------ Data provided

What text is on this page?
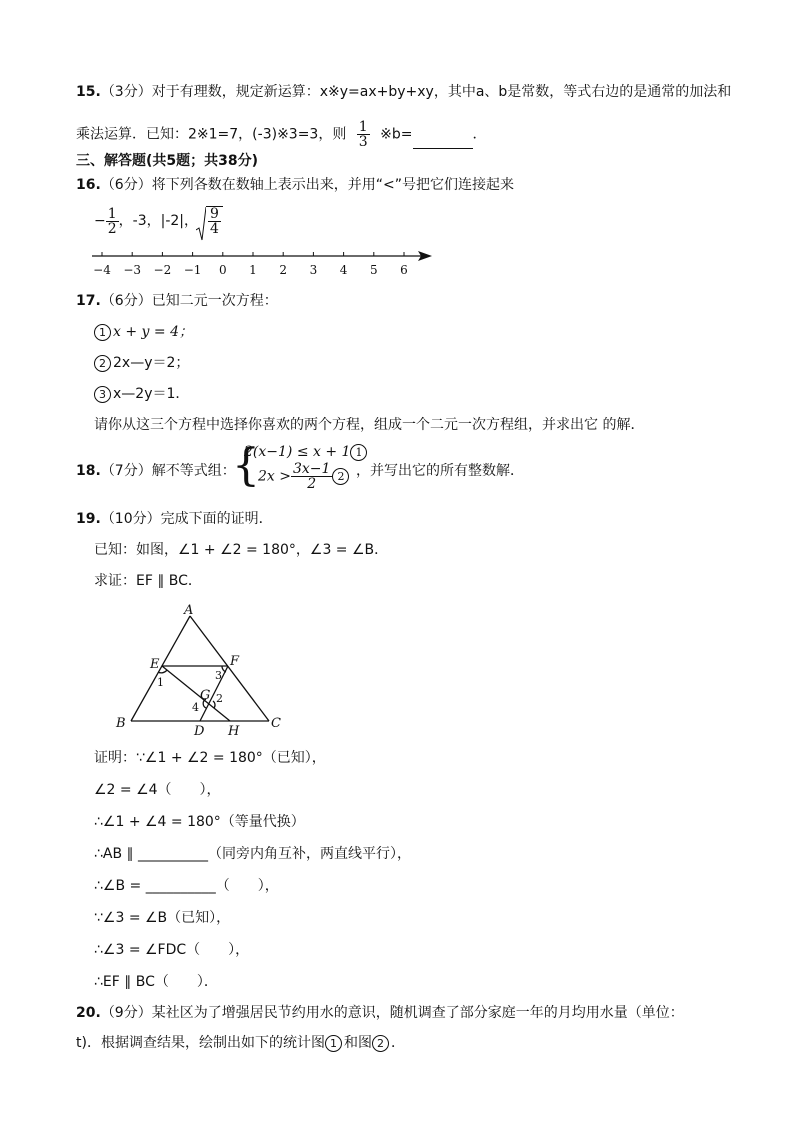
15.（3分）对于有理数，规定新运算：x※y=ax+by+xy，其中a、b是常数，等式右边的是通常的加法和
乘法运算．已知：2※1=7，(-3)※3=3，则 $\frac{1}{3}$ ※b=	．
三、解答题(共5题；共38分)
16.（6分）将下列各数在数轴上表示出来，并用“<”号把它们连接起来
− $\frac{1}{2}$ ，-3，|-2|， $\frac{9}{4}$
−4 −3 −2 −1 0 1 2 3 4 5 6
17.（6分）已知二元一次方程：
1 x + y = 4；
2 2x—y＝2；
3 x—2y＝1．
请你从这三个方程中选择你喜欢的两个方程，组成一个二元一次方程组，并求出它 的解．
18.（7分）解不等式组：
{
2(x−1) ≤ x + 1 1
$2x > \frac{3x-1}{2} 2$ ，并写出它的所有整数解．
19.（10分）完成下面的证明．
已知：如图，∠1 + ∠2 = 180°，∠3 = ∠B．
求证：EF ∥ BC．
A
B	C
D
E	F
G
H
1
2
3
4
证明：∵∠1 + ∠2 = 180°（已知），
∠2 = ∠4（　　），
∴∠1 + ∠4 = 180°（等量代换）
∴AB ∥ __________（同旁内角互补，两直线平行），
∴∠B = __________（　　），
∵∠3 = ∠B（已知），
∴∠3 = ∠FDC（　　），
∴EF ∥ BC（　　）．
20.（9分）某社区为了增强居民节约用水的意识，随机调查了部分家庭一年的月均用水量（单位：
t)．根据调查结果，绘制出如下的统计图 1 和图 2 ．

------------

→ **Exercise directions**
Can the entries above be repeated exactly, without their pictures?

→ **Result**
What text is on this page?
15.（3分）对于有理数，规定新运算：x※y=ax+by+xy，其中a、b是常数，等式右边的是通常的加法和
乘法运算．已知：2※1=7，(-3)※3=3，则 $\frac{1}{3}$ ※b=	．
三、解答题(共5题；共38分)
16.（6分）将下列各数在数轴上表示出来，并用“<”号把它们连接起来
− $\frac{1}{2}$ ，-3，|-2|， $\frac{9}{4}$
−4 −3 −2 −1 0 1 2 3 4 5 6
17.（6分）已知二元一次方程：
1 x + y = 4；
2 2x—y＝2；
3 x—2y＝1．
请你从这三个方程中选择你喜欢的两个方程，组成一个二元一次方程组，并求出它 的解．
18.（7分）解不等式组：
{
2(x−1) ≤ x + 1 1
$2x > \frac{3x-1}{2} 2$ ，并写出它的所有整数解．
19.（10分）完成下面的证明．
已知：如图，∠1 + ∠2 = 180°，∠3 = ∠B．
求证：EF ∥ BC．
A
B	C
D
E	F
G
H
1
2
3
4
证明：∵∠1 + ∠2 = 180°（已知），
∠2 = ∠4（　　），
∴∠1 + ∠4 = 180°（等量代换）
∴AB ∥ __________（同旁内角互补，两直线平行），
∴∠B = __________（　　），
∵∠3 = ∠B（已知），
∴∠3 = ∠FDC（　　），
∴EF ∥ BC（　　）．
20.（9分）某社区为了增强居民节约用水的意识，随机调查了部分家庭一年的月均用水量（单位：
t)．根据调查结果，绘制出如下的统计图 1 和图 2 ．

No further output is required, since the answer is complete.